### DATASET ENTRIES
++++++++++++++++++++
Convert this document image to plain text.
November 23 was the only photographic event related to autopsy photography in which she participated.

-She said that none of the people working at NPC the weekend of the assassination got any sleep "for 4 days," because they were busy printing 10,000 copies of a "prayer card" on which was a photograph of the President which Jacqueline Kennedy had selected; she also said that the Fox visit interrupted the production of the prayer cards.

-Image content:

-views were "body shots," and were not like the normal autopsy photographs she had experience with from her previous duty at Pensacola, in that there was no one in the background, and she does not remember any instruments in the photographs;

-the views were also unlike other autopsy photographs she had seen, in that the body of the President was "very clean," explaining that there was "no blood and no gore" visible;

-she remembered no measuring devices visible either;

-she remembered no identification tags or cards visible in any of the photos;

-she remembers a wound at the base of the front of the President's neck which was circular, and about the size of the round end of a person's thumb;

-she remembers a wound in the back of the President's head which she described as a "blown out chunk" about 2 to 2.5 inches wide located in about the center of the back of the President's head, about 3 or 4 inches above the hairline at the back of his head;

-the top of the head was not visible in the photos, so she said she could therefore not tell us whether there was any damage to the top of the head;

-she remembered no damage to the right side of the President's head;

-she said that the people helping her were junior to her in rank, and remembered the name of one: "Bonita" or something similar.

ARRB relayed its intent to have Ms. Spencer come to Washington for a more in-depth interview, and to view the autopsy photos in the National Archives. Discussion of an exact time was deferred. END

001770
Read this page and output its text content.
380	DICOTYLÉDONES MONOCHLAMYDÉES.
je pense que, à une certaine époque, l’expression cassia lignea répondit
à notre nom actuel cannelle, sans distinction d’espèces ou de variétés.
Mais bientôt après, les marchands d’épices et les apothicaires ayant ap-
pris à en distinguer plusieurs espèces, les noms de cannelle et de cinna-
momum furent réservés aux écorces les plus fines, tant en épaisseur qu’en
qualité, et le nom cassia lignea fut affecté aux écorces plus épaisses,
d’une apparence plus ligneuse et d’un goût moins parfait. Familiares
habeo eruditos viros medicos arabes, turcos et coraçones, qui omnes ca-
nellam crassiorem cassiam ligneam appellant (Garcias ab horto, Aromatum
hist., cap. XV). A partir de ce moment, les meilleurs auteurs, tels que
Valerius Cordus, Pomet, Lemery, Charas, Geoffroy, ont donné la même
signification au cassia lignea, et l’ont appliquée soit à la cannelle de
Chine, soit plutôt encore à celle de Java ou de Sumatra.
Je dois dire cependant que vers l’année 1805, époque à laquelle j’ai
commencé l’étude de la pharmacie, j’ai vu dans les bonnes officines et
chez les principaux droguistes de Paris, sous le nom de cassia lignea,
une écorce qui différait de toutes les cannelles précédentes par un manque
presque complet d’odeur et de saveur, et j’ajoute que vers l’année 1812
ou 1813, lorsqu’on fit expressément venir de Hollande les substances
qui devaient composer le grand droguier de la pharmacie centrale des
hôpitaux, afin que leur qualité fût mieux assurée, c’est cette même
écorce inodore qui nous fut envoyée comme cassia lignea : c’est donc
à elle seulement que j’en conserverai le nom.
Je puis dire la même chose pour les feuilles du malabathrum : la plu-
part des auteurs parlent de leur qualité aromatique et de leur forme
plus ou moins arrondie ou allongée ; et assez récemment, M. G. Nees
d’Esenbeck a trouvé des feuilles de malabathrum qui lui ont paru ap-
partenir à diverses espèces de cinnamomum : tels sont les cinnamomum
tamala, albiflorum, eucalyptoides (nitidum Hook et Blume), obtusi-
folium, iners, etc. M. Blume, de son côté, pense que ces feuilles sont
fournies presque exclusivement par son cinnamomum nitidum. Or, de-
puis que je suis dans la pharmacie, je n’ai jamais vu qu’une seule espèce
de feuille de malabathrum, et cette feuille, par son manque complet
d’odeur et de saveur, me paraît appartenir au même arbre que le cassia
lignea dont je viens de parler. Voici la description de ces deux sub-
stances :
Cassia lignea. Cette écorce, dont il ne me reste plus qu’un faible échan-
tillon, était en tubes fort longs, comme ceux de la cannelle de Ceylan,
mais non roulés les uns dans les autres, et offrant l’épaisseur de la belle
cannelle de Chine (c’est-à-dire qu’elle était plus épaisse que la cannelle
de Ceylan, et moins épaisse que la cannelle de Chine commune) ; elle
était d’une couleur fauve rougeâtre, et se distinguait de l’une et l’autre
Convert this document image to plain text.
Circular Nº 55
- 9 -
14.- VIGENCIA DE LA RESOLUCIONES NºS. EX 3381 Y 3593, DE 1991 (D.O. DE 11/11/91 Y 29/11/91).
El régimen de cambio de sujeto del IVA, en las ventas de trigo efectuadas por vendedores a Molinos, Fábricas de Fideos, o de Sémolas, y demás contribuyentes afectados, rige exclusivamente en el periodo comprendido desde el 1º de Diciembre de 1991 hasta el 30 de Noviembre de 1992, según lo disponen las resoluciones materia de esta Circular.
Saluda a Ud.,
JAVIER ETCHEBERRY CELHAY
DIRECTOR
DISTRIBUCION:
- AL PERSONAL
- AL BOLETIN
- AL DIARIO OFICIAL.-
++++++++++++++++++++
### AIM
Report all lines of the data that include the word "damage".

### THE SOLUTION
-the top of the head was not visible in the photos, so she said she could therefore not tell us whether there was any damage to the top of the head;
-she remembered no damage to the right side of the President's head;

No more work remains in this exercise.